▸ **Exercise**
Check each line of the records below for the word "from" and copy those where it appears.

▸ **Record list**
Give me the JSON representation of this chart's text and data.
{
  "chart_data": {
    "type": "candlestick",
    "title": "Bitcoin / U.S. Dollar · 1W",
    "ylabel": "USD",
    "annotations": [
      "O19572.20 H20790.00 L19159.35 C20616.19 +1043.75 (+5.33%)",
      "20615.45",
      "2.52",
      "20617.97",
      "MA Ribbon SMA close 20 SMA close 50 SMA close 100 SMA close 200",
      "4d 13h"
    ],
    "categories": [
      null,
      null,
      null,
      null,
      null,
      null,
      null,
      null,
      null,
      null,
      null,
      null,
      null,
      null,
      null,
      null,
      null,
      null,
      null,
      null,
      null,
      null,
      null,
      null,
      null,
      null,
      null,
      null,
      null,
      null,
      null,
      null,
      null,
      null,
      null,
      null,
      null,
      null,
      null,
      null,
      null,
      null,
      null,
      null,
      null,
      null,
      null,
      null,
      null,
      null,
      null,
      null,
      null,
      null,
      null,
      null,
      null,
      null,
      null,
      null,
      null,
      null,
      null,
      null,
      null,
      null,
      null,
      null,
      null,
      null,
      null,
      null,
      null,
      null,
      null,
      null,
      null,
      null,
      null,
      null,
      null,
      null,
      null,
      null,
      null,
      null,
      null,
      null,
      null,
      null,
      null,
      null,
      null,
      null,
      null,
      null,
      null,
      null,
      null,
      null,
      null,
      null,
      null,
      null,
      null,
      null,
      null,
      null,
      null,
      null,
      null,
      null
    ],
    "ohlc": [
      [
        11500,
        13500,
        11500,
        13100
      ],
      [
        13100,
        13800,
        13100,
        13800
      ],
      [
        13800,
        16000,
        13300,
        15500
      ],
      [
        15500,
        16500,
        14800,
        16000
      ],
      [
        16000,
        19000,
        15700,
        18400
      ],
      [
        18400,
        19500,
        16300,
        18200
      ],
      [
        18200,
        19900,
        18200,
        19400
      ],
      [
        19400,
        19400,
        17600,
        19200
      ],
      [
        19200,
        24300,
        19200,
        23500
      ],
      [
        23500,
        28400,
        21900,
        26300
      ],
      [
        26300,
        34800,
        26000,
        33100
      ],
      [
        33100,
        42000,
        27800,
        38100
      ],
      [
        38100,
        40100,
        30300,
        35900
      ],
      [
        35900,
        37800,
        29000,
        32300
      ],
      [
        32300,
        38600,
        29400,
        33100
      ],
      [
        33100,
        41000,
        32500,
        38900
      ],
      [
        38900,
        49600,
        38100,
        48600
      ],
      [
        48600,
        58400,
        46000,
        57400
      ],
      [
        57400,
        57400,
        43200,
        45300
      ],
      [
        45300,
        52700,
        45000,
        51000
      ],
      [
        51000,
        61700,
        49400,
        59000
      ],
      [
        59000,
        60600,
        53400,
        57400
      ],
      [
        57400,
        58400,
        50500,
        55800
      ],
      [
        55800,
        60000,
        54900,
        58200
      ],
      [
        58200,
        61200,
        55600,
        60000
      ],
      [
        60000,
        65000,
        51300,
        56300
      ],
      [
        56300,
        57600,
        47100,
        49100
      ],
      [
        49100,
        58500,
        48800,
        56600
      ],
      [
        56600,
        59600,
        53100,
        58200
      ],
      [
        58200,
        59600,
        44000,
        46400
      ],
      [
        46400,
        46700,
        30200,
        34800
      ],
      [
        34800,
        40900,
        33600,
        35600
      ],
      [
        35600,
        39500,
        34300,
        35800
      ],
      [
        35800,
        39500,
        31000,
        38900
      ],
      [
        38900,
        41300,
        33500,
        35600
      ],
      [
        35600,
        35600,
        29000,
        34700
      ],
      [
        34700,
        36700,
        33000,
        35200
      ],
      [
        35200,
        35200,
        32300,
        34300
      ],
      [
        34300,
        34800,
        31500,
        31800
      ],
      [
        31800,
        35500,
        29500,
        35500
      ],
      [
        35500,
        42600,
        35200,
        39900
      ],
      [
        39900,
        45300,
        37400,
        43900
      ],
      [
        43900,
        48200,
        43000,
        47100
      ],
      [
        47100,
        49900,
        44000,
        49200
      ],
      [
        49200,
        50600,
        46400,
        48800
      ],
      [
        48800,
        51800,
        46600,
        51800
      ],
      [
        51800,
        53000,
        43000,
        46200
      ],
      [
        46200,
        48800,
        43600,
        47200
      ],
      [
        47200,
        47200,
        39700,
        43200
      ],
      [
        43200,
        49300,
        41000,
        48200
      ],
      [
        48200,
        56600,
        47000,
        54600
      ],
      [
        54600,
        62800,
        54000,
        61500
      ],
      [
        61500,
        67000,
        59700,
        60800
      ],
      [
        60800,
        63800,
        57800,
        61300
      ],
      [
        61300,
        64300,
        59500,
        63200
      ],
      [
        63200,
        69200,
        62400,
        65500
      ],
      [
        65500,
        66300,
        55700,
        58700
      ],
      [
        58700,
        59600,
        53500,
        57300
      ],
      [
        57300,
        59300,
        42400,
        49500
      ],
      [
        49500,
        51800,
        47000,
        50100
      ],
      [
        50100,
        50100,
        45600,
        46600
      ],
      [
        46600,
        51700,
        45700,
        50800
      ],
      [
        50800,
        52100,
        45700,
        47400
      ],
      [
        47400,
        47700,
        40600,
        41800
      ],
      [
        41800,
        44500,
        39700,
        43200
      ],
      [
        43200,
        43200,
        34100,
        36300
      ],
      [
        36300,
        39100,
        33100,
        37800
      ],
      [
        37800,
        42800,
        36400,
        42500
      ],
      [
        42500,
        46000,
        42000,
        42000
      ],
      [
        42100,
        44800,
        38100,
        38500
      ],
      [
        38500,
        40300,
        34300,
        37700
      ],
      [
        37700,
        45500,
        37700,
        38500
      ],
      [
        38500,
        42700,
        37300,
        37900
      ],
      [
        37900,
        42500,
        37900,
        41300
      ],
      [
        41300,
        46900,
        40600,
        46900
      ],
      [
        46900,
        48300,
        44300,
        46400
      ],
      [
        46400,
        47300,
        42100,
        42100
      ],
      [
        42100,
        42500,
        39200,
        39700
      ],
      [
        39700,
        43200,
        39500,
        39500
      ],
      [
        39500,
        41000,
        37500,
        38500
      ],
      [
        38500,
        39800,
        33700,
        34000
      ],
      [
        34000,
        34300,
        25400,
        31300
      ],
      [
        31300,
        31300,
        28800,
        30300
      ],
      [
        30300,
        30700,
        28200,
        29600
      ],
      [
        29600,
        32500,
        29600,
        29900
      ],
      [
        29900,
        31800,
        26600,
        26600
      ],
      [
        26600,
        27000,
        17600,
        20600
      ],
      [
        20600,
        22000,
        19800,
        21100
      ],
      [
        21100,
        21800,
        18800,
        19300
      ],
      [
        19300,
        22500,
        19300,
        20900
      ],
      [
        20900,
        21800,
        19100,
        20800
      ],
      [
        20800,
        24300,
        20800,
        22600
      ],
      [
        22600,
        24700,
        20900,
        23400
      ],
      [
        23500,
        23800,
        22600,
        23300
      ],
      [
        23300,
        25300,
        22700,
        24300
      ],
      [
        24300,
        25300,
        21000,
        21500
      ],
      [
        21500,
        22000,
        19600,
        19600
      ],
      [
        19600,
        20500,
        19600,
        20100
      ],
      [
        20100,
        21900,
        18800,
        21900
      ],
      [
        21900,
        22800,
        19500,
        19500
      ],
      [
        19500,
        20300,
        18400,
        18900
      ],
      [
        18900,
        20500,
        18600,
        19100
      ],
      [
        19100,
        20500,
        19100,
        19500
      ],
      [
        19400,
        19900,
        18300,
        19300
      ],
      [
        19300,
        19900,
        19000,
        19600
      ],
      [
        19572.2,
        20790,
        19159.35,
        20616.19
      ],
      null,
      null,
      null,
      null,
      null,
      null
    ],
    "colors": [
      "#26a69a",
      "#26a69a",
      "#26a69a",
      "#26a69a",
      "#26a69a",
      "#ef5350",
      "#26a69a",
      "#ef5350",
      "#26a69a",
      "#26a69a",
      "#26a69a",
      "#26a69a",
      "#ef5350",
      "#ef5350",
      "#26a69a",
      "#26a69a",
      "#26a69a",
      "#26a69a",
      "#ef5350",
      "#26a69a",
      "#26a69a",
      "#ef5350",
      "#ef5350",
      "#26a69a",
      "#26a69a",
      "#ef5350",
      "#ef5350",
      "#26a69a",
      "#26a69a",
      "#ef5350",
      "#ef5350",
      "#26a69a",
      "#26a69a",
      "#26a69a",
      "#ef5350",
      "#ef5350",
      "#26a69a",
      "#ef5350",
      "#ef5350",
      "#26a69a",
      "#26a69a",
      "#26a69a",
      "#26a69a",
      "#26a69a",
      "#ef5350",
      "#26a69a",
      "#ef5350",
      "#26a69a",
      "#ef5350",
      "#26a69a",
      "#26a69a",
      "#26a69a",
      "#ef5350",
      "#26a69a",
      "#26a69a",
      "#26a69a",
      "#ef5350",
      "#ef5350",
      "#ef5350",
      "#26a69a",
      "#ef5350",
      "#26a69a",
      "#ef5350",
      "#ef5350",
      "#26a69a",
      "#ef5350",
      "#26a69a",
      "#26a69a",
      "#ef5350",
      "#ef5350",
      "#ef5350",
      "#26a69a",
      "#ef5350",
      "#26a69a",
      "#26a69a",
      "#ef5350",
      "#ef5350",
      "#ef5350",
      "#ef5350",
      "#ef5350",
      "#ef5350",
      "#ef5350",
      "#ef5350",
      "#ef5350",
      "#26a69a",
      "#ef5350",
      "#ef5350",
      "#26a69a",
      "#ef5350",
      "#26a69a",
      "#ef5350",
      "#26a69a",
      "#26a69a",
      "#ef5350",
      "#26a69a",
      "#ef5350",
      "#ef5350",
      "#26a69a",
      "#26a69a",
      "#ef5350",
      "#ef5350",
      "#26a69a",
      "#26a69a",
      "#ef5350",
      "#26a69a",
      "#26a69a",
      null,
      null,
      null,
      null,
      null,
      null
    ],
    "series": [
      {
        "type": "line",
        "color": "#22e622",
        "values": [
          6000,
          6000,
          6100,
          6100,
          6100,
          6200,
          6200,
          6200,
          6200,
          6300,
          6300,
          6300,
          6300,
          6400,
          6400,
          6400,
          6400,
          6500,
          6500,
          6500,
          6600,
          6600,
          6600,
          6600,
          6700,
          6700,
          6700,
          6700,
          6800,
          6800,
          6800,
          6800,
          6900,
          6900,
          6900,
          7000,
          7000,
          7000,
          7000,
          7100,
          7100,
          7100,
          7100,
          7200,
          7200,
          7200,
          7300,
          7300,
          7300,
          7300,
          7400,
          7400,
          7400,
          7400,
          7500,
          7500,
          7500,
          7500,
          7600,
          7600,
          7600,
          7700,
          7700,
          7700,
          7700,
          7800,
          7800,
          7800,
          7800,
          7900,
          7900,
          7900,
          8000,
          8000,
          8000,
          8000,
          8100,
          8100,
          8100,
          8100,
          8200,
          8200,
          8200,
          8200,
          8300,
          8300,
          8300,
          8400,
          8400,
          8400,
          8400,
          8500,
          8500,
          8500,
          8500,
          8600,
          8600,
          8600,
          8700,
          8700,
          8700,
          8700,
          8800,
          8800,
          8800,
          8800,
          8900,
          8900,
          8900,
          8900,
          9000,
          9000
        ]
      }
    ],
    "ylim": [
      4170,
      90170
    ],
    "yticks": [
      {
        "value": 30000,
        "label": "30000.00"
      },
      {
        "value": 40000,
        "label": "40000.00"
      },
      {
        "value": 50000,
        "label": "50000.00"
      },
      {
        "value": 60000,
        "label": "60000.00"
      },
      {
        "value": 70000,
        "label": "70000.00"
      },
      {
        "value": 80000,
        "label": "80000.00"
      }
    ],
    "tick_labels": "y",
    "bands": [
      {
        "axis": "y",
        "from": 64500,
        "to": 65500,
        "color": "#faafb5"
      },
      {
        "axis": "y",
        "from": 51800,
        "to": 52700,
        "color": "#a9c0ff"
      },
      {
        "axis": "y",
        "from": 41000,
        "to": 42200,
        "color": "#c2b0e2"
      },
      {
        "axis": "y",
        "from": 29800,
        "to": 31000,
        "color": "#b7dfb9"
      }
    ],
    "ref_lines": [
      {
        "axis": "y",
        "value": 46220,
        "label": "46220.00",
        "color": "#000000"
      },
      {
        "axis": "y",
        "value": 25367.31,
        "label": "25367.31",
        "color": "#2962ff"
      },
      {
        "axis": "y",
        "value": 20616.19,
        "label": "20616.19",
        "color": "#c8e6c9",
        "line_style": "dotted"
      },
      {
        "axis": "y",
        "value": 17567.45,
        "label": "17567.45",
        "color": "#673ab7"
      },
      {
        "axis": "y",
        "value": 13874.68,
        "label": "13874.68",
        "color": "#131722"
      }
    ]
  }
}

▸ **Solved exercise**
        "from": 64500,
        "from": 51800,
        "from": 41000,
        "from": 29800,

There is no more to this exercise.